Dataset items
—————
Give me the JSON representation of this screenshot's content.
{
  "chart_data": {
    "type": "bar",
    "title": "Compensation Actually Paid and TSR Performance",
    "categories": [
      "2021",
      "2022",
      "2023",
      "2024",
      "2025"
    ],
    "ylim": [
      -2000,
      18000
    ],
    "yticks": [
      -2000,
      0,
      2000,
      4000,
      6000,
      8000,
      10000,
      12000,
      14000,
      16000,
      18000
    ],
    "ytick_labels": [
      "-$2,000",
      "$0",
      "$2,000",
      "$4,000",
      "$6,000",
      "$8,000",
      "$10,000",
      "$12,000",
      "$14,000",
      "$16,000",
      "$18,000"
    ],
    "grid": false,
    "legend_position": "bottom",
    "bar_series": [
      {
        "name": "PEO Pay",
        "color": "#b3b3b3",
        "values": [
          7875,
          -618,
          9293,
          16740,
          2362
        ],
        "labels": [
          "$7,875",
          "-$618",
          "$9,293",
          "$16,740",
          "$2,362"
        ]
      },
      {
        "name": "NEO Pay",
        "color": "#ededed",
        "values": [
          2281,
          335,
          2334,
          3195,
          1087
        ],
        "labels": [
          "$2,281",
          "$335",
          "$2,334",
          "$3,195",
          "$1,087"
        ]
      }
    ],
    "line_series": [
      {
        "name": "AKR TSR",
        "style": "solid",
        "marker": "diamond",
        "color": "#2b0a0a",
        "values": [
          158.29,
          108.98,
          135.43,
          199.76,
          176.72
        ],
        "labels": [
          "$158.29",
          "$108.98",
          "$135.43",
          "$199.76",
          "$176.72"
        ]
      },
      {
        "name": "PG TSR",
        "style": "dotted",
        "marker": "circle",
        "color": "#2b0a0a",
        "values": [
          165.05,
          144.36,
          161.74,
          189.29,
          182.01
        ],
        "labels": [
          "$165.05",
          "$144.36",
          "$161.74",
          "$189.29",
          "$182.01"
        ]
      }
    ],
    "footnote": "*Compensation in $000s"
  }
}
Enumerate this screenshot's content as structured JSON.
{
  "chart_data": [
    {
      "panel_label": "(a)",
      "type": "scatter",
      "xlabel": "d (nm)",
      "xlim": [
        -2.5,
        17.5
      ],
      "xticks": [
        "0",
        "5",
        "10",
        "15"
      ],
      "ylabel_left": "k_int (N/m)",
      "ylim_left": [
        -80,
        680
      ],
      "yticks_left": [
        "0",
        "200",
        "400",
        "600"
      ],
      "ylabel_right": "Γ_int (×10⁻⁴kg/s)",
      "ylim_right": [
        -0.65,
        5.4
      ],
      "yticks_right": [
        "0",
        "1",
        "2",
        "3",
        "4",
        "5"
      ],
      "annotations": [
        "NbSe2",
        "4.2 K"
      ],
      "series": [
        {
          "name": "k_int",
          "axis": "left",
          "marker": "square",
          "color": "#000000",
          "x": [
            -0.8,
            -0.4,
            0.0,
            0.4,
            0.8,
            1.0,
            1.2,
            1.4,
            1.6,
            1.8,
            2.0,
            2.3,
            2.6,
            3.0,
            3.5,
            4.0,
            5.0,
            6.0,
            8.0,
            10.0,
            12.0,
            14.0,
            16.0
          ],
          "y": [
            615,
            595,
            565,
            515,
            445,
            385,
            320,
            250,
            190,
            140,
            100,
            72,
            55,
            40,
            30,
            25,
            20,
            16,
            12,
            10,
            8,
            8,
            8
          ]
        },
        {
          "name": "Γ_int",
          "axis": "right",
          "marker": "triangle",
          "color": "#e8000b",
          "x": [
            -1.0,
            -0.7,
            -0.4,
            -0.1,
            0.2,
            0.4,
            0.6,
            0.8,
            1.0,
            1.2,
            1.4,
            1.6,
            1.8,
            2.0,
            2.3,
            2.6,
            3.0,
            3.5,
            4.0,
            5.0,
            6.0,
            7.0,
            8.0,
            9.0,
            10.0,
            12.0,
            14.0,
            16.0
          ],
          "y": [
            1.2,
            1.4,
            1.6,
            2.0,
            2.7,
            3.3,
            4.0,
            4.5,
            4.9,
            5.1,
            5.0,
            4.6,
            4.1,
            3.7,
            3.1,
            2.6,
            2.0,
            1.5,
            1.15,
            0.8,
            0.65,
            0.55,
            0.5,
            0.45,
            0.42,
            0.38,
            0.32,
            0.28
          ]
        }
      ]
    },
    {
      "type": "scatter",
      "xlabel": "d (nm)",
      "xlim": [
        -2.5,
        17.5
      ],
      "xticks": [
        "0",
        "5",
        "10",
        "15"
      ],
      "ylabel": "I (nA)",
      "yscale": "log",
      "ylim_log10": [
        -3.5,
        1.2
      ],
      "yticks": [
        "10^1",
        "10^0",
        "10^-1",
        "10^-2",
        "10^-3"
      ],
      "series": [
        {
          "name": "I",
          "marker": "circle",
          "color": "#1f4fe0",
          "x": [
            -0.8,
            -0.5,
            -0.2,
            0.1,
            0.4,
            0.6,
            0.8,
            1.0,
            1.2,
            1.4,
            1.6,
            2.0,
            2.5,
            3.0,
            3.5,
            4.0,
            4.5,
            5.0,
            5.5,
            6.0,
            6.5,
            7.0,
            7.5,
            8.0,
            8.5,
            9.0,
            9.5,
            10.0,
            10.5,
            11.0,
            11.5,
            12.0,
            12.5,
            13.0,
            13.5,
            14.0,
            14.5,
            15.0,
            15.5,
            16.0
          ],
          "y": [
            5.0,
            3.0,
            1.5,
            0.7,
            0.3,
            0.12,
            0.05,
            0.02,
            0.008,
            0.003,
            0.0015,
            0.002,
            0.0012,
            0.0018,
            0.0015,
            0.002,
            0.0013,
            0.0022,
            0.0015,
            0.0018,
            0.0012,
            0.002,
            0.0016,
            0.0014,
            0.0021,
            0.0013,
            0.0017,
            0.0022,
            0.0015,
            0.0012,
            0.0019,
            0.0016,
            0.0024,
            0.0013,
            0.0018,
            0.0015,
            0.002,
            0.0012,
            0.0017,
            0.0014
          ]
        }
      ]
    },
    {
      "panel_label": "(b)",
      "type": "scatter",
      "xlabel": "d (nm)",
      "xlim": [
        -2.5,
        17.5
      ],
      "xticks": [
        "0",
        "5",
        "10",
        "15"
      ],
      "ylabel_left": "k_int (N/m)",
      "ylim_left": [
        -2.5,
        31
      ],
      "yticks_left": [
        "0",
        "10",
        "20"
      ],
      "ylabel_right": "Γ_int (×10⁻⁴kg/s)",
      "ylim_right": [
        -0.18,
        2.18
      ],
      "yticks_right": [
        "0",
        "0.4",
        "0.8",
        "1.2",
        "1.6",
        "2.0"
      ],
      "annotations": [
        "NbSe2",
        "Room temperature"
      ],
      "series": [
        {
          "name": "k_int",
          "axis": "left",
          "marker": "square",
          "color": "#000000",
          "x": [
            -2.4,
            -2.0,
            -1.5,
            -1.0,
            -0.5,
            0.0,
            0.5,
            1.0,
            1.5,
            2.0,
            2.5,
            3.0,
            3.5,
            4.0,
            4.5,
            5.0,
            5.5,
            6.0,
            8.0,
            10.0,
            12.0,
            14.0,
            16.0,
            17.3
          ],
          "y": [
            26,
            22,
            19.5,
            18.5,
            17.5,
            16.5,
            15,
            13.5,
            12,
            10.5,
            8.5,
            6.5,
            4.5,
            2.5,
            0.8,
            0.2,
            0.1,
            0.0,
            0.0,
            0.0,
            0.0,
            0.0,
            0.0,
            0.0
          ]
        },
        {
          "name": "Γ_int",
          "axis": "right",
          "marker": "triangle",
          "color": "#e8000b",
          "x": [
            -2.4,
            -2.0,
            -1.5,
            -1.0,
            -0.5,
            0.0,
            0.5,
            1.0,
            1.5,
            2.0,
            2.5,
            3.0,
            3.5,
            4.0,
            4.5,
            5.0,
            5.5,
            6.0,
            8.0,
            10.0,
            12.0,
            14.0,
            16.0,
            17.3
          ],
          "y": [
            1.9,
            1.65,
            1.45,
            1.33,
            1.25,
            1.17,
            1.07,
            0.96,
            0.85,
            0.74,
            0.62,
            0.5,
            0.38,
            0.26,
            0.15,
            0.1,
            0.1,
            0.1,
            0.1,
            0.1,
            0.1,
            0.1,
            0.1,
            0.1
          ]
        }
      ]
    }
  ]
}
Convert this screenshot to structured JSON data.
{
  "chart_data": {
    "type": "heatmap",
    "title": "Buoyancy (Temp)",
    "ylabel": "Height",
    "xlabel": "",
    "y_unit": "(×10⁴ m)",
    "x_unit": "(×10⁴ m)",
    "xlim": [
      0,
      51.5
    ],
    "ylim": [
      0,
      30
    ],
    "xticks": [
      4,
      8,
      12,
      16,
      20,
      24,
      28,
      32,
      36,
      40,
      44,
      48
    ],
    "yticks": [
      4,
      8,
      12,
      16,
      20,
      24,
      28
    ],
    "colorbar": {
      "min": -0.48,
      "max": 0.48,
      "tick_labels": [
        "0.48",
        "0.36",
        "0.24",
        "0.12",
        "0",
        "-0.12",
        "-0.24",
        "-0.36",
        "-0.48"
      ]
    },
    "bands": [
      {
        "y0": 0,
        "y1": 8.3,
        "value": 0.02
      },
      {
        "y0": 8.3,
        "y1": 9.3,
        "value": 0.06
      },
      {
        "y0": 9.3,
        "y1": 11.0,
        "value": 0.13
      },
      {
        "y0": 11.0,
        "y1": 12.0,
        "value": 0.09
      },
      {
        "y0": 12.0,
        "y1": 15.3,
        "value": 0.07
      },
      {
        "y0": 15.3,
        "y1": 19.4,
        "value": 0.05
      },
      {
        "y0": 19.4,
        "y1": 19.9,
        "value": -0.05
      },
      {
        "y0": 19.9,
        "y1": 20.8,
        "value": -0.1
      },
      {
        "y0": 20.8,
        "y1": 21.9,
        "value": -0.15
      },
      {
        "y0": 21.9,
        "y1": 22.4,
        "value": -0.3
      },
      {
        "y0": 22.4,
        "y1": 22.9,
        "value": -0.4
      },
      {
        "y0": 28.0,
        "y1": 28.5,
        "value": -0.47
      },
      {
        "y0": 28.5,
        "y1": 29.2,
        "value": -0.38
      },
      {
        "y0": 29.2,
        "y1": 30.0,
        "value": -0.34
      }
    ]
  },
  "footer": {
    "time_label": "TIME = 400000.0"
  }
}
—————
- [Problem]: Select every line in the records above that contains the word "Compensation".

- [Exercise solution]:
    "title": "Compensation Actually Paid and TSR Performance",
    "footnote": "*Compensation in $000s"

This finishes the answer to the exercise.